EXERCISE INPUT:
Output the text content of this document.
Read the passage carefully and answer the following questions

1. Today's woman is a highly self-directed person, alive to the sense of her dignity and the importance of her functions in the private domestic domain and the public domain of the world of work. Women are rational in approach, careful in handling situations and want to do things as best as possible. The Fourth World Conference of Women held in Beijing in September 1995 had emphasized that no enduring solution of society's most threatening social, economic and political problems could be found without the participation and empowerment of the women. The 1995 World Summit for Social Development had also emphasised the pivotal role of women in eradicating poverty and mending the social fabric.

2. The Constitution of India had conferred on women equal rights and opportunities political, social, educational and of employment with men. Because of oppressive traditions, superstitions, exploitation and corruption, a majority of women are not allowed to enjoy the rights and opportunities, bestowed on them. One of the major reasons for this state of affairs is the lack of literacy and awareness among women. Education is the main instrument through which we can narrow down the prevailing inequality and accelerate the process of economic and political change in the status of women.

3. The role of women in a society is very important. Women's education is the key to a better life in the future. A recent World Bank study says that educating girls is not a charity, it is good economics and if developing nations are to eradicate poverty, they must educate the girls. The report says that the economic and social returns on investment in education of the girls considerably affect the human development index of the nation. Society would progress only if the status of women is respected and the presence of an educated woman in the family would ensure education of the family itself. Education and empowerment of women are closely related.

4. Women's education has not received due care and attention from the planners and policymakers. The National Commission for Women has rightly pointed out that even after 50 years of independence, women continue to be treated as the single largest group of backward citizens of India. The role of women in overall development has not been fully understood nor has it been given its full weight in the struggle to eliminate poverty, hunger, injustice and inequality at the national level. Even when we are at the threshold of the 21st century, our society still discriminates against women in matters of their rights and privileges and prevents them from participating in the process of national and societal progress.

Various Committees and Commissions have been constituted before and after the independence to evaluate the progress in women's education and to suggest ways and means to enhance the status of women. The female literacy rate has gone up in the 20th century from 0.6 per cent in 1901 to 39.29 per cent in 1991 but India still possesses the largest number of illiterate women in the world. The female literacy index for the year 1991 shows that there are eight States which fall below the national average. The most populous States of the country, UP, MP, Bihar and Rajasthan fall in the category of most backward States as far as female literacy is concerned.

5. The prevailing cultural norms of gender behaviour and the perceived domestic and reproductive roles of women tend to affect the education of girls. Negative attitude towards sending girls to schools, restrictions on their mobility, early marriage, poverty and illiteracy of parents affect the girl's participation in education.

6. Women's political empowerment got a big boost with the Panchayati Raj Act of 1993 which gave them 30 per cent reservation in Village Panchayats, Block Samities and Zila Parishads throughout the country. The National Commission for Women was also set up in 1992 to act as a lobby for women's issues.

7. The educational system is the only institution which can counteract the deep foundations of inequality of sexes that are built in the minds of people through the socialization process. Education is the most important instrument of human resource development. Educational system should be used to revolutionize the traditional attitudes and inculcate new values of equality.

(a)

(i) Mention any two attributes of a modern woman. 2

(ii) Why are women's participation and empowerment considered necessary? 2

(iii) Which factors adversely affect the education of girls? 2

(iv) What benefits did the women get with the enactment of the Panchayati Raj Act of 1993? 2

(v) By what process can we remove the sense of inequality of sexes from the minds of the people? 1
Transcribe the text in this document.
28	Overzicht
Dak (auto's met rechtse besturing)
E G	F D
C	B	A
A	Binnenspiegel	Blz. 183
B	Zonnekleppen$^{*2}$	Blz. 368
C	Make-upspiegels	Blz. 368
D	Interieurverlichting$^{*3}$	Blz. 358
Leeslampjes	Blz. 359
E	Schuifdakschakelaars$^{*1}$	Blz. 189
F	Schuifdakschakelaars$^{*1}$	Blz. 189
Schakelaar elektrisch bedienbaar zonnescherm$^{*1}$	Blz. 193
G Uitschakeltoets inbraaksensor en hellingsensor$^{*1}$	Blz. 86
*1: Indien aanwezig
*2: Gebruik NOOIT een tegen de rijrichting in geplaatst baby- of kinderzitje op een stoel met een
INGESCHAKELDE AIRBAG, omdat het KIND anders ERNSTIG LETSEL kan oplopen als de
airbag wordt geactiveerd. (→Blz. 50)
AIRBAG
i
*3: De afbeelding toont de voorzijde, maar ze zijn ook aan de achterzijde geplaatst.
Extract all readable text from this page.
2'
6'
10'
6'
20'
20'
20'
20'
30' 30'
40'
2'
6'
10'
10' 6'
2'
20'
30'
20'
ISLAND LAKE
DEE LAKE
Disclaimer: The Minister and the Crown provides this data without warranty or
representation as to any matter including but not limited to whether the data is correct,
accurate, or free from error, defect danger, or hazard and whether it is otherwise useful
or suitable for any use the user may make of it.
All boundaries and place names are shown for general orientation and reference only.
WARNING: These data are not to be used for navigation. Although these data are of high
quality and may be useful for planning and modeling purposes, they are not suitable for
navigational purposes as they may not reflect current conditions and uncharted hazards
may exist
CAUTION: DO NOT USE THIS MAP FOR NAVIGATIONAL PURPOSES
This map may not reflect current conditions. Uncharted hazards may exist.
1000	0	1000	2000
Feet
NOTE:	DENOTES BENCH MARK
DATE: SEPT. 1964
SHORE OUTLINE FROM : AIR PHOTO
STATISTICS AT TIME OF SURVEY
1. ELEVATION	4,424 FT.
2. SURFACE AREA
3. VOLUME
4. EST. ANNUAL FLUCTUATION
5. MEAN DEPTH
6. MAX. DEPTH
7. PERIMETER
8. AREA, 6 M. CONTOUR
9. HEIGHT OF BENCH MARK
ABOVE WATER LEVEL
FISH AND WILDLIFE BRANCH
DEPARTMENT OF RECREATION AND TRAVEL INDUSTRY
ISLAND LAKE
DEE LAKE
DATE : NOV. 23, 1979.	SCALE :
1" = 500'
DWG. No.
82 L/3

DO THIS: From the data above, copy each line where the string "useful" appears.

SOLUTION FOR THIS EXERCISE:
accurate, or free from error, defect danger, or hazard and whether it is otherwise useful
quality and may be useful for planning and modeling purposes, they are not suitable for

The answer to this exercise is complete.